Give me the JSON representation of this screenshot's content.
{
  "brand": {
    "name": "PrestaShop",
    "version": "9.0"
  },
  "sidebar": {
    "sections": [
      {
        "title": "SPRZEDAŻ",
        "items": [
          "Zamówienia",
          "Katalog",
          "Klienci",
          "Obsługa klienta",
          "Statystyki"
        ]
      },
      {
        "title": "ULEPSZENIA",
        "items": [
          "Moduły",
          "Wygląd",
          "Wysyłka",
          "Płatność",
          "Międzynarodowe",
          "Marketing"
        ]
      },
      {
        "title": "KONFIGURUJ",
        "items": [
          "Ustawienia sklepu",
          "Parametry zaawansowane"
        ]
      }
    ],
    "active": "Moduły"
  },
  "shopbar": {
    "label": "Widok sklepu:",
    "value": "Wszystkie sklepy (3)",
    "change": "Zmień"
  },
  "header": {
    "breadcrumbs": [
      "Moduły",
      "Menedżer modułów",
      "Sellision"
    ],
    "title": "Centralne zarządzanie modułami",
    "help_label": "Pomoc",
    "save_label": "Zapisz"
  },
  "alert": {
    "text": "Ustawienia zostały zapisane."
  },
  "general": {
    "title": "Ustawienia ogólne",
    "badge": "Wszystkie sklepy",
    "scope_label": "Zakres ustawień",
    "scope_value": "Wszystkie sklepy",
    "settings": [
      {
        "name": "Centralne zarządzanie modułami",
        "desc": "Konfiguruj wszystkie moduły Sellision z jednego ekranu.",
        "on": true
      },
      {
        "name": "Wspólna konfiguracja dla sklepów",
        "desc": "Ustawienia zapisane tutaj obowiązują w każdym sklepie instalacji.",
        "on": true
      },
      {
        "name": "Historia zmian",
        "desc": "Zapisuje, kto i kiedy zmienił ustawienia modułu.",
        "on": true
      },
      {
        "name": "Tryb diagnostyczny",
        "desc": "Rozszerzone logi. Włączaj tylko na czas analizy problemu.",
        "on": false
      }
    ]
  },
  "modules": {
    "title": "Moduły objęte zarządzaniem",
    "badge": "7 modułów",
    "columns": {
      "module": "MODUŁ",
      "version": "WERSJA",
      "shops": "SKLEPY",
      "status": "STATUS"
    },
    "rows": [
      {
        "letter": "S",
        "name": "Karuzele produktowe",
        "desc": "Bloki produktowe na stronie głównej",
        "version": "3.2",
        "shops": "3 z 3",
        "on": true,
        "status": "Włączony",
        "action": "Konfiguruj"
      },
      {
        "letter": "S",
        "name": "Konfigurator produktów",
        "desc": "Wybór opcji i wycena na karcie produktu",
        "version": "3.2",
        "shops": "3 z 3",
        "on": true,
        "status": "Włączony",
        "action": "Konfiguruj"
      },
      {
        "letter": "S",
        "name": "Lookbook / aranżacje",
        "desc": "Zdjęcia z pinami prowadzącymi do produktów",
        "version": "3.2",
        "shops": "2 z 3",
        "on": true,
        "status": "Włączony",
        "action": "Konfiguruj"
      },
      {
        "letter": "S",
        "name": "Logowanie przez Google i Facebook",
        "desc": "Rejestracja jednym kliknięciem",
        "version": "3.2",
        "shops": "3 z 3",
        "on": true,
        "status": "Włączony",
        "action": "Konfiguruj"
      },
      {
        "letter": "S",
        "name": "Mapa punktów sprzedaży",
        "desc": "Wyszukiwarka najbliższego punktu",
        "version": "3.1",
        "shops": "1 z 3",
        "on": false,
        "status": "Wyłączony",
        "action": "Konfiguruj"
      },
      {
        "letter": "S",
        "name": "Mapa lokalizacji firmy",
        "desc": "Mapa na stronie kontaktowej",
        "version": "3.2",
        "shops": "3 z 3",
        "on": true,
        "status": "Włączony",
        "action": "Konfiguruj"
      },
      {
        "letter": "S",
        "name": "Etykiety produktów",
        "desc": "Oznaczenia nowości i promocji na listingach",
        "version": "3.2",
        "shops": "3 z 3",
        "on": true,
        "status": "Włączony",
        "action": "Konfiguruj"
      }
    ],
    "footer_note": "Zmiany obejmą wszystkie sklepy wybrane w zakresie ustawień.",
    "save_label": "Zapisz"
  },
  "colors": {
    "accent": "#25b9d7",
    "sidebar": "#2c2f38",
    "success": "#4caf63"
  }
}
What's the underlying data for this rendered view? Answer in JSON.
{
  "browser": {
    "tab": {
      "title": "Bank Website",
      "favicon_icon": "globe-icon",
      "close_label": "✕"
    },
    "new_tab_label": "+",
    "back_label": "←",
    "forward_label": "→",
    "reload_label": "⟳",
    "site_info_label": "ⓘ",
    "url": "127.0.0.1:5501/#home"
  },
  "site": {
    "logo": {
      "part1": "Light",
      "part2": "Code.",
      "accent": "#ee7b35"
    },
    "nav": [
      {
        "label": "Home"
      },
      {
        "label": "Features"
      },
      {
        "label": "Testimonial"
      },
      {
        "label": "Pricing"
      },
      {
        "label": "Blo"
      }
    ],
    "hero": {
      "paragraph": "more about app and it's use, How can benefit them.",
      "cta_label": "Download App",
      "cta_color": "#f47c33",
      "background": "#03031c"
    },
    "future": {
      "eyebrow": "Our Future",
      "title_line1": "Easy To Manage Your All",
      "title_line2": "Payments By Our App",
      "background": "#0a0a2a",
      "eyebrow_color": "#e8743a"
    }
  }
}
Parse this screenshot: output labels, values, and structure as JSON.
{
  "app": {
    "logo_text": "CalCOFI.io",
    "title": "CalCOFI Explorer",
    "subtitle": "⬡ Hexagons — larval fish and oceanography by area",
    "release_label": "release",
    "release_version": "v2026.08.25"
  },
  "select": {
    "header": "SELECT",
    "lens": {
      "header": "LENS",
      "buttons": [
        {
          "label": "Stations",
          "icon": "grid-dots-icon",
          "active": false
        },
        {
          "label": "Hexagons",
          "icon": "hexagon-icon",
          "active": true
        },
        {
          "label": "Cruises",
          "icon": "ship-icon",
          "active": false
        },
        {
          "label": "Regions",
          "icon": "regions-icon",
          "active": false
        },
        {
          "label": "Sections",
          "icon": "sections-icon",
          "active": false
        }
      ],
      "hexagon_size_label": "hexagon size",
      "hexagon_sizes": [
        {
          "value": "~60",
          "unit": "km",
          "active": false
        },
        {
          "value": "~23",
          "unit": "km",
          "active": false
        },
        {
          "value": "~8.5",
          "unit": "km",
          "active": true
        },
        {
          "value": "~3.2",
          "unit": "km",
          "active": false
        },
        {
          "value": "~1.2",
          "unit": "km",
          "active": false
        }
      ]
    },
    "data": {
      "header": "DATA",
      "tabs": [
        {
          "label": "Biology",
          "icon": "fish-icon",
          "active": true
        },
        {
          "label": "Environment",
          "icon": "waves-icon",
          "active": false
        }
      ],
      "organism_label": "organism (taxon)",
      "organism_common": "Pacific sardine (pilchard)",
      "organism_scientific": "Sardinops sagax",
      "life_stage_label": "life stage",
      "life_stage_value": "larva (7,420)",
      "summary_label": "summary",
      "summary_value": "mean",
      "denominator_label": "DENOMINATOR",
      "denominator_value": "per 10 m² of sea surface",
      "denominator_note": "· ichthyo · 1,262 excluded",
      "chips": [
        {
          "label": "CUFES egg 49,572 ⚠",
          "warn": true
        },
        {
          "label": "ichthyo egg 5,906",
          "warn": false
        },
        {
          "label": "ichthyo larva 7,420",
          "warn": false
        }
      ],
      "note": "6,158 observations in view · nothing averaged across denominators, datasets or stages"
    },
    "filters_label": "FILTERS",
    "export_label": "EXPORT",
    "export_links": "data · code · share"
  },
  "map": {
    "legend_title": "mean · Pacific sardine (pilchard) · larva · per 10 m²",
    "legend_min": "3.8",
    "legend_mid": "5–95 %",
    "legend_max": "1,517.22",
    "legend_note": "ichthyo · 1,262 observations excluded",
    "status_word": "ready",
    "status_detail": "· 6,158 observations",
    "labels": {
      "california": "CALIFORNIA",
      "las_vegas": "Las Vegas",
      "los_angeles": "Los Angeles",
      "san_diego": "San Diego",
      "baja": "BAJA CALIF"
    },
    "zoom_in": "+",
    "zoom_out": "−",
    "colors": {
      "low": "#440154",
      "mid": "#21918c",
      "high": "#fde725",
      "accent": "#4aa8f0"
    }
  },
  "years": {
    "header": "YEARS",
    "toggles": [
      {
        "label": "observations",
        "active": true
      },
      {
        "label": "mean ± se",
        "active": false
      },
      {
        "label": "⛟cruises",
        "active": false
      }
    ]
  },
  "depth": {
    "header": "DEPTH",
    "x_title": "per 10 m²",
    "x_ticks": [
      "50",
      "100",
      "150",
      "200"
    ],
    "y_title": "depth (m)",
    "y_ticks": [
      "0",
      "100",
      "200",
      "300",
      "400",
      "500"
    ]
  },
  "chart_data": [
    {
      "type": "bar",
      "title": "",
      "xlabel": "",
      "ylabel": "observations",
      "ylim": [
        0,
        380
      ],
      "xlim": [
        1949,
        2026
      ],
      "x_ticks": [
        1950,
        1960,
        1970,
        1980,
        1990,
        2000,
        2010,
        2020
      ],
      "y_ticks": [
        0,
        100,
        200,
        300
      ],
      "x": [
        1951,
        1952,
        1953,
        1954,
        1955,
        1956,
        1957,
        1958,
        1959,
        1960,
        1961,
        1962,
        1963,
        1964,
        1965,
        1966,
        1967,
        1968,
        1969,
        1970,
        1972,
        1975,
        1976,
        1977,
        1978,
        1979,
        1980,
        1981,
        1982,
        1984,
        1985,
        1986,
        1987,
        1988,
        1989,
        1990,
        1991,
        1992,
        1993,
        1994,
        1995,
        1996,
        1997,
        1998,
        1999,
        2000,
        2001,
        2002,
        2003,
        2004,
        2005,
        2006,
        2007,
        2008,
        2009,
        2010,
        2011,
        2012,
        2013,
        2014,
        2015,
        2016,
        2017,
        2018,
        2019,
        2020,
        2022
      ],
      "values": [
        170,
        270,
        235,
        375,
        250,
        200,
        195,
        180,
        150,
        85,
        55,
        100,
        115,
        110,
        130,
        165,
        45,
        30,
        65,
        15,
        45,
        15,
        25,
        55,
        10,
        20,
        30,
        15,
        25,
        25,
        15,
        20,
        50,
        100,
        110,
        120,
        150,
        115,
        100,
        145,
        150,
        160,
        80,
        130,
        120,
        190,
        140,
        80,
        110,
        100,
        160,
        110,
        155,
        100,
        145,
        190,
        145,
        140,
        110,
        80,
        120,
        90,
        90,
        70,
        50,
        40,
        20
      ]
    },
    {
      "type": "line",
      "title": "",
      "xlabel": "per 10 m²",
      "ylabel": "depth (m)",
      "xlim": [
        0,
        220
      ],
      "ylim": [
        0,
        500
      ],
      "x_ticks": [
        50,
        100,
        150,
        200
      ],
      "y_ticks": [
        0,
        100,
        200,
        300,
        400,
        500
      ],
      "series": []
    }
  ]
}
++++++++
State how many lines of the listing above hold the word "Centralne", with nothing but the number.

ANSWER TO THIS EXERCISE: 2